» **Exercise description**
Return the listing below word for word.
>> BEGIN
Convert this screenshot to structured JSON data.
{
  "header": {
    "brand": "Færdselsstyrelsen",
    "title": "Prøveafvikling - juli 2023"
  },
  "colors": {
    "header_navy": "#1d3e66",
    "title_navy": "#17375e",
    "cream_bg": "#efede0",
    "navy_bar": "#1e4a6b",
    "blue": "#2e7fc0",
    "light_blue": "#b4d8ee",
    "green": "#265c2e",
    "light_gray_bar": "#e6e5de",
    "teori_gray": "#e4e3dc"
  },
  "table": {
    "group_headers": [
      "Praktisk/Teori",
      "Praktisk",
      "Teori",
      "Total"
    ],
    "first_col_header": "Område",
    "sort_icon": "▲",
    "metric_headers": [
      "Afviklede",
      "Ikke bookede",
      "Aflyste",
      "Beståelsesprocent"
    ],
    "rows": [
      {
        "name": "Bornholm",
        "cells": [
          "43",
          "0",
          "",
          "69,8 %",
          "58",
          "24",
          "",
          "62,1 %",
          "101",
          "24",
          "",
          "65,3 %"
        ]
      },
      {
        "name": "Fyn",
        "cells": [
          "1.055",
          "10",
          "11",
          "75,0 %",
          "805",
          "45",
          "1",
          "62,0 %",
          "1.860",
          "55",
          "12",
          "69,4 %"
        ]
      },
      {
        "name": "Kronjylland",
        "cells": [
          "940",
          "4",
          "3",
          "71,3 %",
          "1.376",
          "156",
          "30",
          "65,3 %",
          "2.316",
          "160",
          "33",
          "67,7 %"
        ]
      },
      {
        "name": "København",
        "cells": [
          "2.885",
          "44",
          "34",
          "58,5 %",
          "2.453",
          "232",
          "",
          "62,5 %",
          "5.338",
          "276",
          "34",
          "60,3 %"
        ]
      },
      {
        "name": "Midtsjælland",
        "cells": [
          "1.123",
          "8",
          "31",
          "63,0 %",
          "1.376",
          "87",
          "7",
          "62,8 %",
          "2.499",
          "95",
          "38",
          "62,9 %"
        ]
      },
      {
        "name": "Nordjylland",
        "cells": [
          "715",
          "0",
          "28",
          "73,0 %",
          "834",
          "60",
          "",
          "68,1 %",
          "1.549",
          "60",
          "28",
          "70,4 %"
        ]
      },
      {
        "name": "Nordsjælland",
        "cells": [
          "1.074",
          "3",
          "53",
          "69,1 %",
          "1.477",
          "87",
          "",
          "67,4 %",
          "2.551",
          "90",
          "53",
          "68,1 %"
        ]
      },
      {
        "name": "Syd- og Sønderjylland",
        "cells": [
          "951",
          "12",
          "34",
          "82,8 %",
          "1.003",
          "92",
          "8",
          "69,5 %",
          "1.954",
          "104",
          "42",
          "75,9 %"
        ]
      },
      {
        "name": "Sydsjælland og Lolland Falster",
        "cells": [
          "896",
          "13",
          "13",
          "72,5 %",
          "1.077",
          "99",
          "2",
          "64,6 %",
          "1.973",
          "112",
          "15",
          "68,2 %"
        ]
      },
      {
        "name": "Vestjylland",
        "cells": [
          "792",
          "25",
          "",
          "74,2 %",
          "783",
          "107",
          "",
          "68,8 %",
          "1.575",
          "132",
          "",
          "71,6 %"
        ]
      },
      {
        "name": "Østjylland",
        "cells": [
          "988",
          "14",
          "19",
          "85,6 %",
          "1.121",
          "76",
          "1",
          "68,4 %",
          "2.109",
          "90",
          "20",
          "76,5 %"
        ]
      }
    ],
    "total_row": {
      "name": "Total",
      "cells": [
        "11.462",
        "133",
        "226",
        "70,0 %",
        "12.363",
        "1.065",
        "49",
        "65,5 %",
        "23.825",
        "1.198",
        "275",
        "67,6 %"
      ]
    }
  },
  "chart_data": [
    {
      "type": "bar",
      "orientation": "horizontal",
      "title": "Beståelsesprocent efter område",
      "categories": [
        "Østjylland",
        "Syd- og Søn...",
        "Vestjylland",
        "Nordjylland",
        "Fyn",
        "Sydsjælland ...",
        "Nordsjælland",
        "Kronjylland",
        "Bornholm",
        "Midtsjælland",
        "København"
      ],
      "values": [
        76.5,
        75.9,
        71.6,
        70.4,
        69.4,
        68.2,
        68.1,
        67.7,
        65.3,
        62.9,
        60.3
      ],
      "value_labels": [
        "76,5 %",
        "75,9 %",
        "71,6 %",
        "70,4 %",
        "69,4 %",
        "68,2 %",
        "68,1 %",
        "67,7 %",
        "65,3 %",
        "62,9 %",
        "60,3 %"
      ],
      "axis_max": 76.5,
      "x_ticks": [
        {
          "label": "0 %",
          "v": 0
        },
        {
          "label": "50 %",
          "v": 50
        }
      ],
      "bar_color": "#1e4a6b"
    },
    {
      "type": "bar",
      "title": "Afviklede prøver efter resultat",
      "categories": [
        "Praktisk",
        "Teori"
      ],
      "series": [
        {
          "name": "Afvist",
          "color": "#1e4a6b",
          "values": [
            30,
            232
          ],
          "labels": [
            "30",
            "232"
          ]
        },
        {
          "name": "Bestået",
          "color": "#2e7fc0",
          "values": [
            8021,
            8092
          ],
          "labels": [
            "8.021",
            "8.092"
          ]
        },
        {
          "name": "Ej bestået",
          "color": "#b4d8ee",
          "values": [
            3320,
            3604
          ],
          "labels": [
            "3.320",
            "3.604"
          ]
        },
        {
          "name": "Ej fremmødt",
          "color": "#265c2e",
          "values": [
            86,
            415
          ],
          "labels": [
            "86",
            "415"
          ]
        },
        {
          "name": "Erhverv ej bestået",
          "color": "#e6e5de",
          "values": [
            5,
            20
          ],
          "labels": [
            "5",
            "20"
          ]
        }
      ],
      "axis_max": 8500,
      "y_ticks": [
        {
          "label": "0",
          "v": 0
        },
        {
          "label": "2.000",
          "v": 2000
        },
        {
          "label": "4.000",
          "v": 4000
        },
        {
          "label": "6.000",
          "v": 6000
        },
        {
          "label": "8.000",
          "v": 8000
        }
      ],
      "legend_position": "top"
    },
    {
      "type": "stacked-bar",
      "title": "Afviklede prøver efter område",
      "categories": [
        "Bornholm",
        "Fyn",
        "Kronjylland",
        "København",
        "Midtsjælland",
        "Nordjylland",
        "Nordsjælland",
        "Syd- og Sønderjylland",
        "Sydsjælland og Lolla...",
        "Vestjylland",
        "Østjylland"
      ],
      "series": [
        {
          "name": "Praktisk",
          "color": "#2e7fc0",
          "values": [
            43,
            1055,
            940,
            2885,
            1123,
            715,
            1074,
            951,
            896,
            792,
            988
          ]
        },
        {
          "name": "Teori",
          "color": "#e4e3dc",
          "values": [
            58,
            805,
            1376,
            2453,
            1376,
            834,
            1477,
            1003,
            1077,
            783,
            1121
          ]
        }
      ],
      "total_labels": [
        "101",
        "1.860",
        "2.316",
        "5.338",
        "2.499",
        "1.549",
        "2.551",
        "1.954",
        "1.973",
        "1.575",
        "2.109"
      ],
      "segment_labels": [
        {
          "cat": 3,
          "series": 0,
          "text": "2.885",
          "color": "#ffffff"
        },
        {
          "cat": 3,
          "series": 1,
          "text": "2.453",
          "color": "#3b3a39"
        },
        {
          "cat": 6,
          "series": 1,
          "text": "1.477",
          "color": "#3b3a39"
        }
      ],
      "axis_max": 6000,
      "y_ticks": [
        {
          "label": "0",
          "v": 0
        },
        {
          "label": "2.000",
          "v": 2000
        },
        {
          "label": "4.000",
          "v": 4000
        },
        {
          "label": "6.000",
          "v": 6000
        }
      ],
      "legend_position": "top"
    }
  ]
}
>> END
» **Task solution**
Convert this screenshot to structured JSON data.
{
  "header": {
    "brand": "Færdselsstyrelsen",
    "title": "Prøveafvikling - juli 2023"
  },
  "colors": {
    "header_navy": "#1d3e66",
    "title_navy": "#17375e",
    "cream_bg": "#efede0",
    "navy_bar": "#1e4a6b",
    "blue": "#2e7fc0",
    "light_blue": "#b4d8ee",
    "green": "#265c2e",
    "light_gray_bar": "#e6e5de",
    "teori_gray": "#e4e3dc"
  },
  "table": {
    "group_headers": [
      "Praktisk/Teori",
      "Praktisk",
      "Teori",
      "Total"
    ],
    "first_col_header": "Område",
    "sort_icon": "▲",
    "metric_headers": [
      "Afviklede",
      "Ikke bookede",
      "Aflyste",
      "Beståelsesprocent"
    ],
    "rows": [
      {
        "name": "Bornholm",
        "cells": [
          "43",
          "0",
          "",
          "69,8 %",
          "58",
          "24",
          "",
          "62,1 %",
          "101",
          "24",
          "",
          "65,3 %"
        ]
      },
      {
        "name": "Fyn",
        "cells": [
          "1.055",
          "10",
          "11",
          "75,0 %",
          "805",
          "45",
          "1",
          "62,0 %",
          "1.860",
          "55",
          "12",
          "69,4 %"
        ]
      },
      {
        "name": "Kronjylland",
        "cells": [
          "940",
          "4",
          "3",
          "71,3 %",
          "1.376",
          "156",
          "30",
          "65,3 %",
          "2.316",
          "160",
          "33",
          "67,7 %"
        ]
      },
      {
        "name": "København",
        "cells": [
          "2.885",
          "44",
          "34",
          "58,5 %",
          "2.453",
          "232",
          "",
          "62,5 %",
          "5.338",
          "276",
          "34",
          "60,3 %"
        ]
      },
      {
        "name": "Midtsjælland",
        "cells": [
          "1.123",
          "8",
          "31",
          "63,0 %",
          "1.376",
          "87",
          "7",
          "62,8 %",
          "2.499",
          "95",
          "38",
          "62,9 %"
        ]
      },
      {
        "name": "Nordjylland",
        "cells": [
          "715",
          "0",
          "28",
          "73,0 %",
          "834",
          "60",
          "",
          "68,1 %",
          "1.549",
          "60",
          "28",
          "70,4 %"
        ]
      },
      {
        "name": "Nordsjælland",
        "cells": [
          "1.074",
          "3",
          "53",
          "69,1 %",
          "1.477",
          "87",
          "",
          "67,4 %",
          "2.551",
          "90",
          "53",
          "68,1 %"
        ]
      },
      {
        "name": "Syd- og Sønderjylland",
        "cells": [
          "951",
          "12",
          "34",
          "82,8 %",
          "1.003",
          "92",
          "8",
          "69,5 %",
          "1.954",
          "104",
          "42",
          "75,9 %"
        ]
      },
      {
        "name": "Sydsjælland og Lolland Falster",
        "cells": [
          "896",
          "13",
          "13",
          "72,5 %",
          "1.077",
          "99",
          "2",
          "64,6 %",
          "1.973",
          "112",
          "15",
          "68,2 %"
        ]
      },
      {
        "name": "Vestjylland",
        "cells": [
          "792",
          "25",
          "",
          "74,2 %",
          "783",
          "107",
          "",
          "68,8 %",
          "1.575",
          "132",
          "",
          "71,6 %"
        ]
      },
      {
        "name": "Østjylland",
        "cells": [
          "988",
          "14",
          "19",
          "85,6 %",
          "1.121",
          "76",
          "1",
          "68,4 %",
          "2.109",
          "90",
          "20",
          "76,5 %"
        ]
      }
    ],
    "total_row": {
      "name": "Total",
      "cells": [
        "11.462",
        "133",
        "226",
        "70,0 %",
        "12.363",
        "1.065",
        "49",
        "65,5 %",
        "23.825",
        "1.198",
        "275",
        "67,6 %"
      ]
    }
  },
  "chart_data": [
    {
      "type": "bar",
      "orientation": "horizontal",
      "title": "Beståelsesprocent efter område",
      "categories": [
        "Østjylland",
        "Syd- og Søn...",
        "Vestjylland",
        "Nordjylland",
        "Fyn",
        "Sydsjælland ...",
        "Nordsjælland",
        "Kronjylland",
        "Bornholm",
        "Midtsjælland",
        "København"
      ],
      "values": [
        76.5,
        75.9,
        71.6,
        70.4,
        69.4,
        68.2,
        68.1,
        67.7,
        65.3,
        62.9,
        60.3
      ],
      "value_labels": [
        "76,5 %",
        "75,9 %",
        "71,6 %",
        "70,4 %",
        "69,4 %",
        "68,2 %",
        "68,1 %",
        "67,7 %",
        "65,3 %",
        "62,9 %",
        "60,3 %"
      ],
      "axis_max": 76.5,
      "x_ticks": [
        {
          "label": "0 %",
          "v": 0
        },
        {
          "label": "50 %",
          "v": 50
        }
      ],
      "bar_color": "#1e4a6b"
    },
    {
      "type": "bar",
      "title": "Afviklede prøver efter resultat",
      "categories": [
        "Praktisk",
        "Teori"
      ],
      "series": [
        {
          "name": "Afvist",
          "color": "#1e4a6b",
          "values": [
            30,
            232
          ],
          "labels": [
            "30",
            "232"
          ]
        },
        {
          "name": "Bestået",
          "color": "#2e7fc0",
          "values": [
            8021,
            8092
          ],
          "labels": [
            "8.021",
            "8.092"
          ]
        },
        {
          "name": "Ej bestået",
          "color": "#b4d8ee",
          "values": [
            3320,
            3604
          ],
          "labels": [
            "3.320",
            "3.604"
          ]
        },
        {
          "name": "Ej fremmødt",
          "color": "#265c2e",
          "values": [
            86,
            415
          ],
          "labels": [
            "86",
            "415"
          ]
        },
        {
          "name": "Erhverv ej bestået",
          "color": "#e6e5de",
          "values": [
            5,
            20
          ],
          "labels": [
            "5",
            "20"
          ]
        }
      ],
      "axis_max": 8500,
      "y_ticks": [
        {
          "label": "0",
          "v": 0
        },
        {
          "label": "2.000",
          "v": 2000
        },
        {
          "label": "4.000",
          "v": 4000
        },
        {
          "label": "6.000",
          "v": 6000
        },
        {
          "label": "8.000",
          "v": 8000
        }
      ],
      "legend_position": "top"
    },
    {
      "type": "stacked-bar",
      "title": "Afviklede prøver efter område",
      "categories": [
        "Bornholm",
        "Fyn",
        "Kronjylland",
        "København",
        "Midtsjælland",
        "Nordjylland",
        "Nordsjælland",
        "Syd- og Sønderjylland",
        "Sydsjælland og Lolla...",
        "Vestjylland",
        "Østjylland"
      ],
      "series": [
        {
          "name": "Praktisk",
          "color": "#2e7fc0",
          "values": [
            43,
            1055,
            940,
            2885,
            1123,
            715,
            1074,
            951,
            896,
            792,
            988
          ]
        },
        {
          "name": "Teori",
          "color": "#e4e3dc",
          "values": [
            58,
            805,
            1376,
            2453,
            1376,
            834,
            1477,
            1003,
            1077,
            783,
            1121
          ]
        }
      ],
      "total_labels": [
        "101",
        "1.860",
        "2.316",
        "5.338",
        "2.499",
        "1.549",
        "2.551",
        "1.954",
        "1.973",
        "1.575",
        "2.109"
      ],
      "segment_labels": [
        {
          "cat": 3,
          "series": 0,
          "text": "2.885",
          "color": "#ffffff"
        },
        {
          "cat": 3,
          "series": 1,
          "text": "2.453",
          "color": "#3b3a39"
        },
        {
          "cat": 6,
          "series": 1,
          "text": "1.477",
          "color": "#3b3a39"
        }
      ],
      "axis_max": 6000,
      "y_ticks": [
        {
          "label": "0",
          "v": 0
        },
        {
          "label": "2.000",
          "v": 2000
        },
        {
          "label": "4.000",
          "v": 4000
        },
        {
          "label": "6.000",
          "v": 6000
        }
      ],
      "legend_position": "top"
    }
  ]
}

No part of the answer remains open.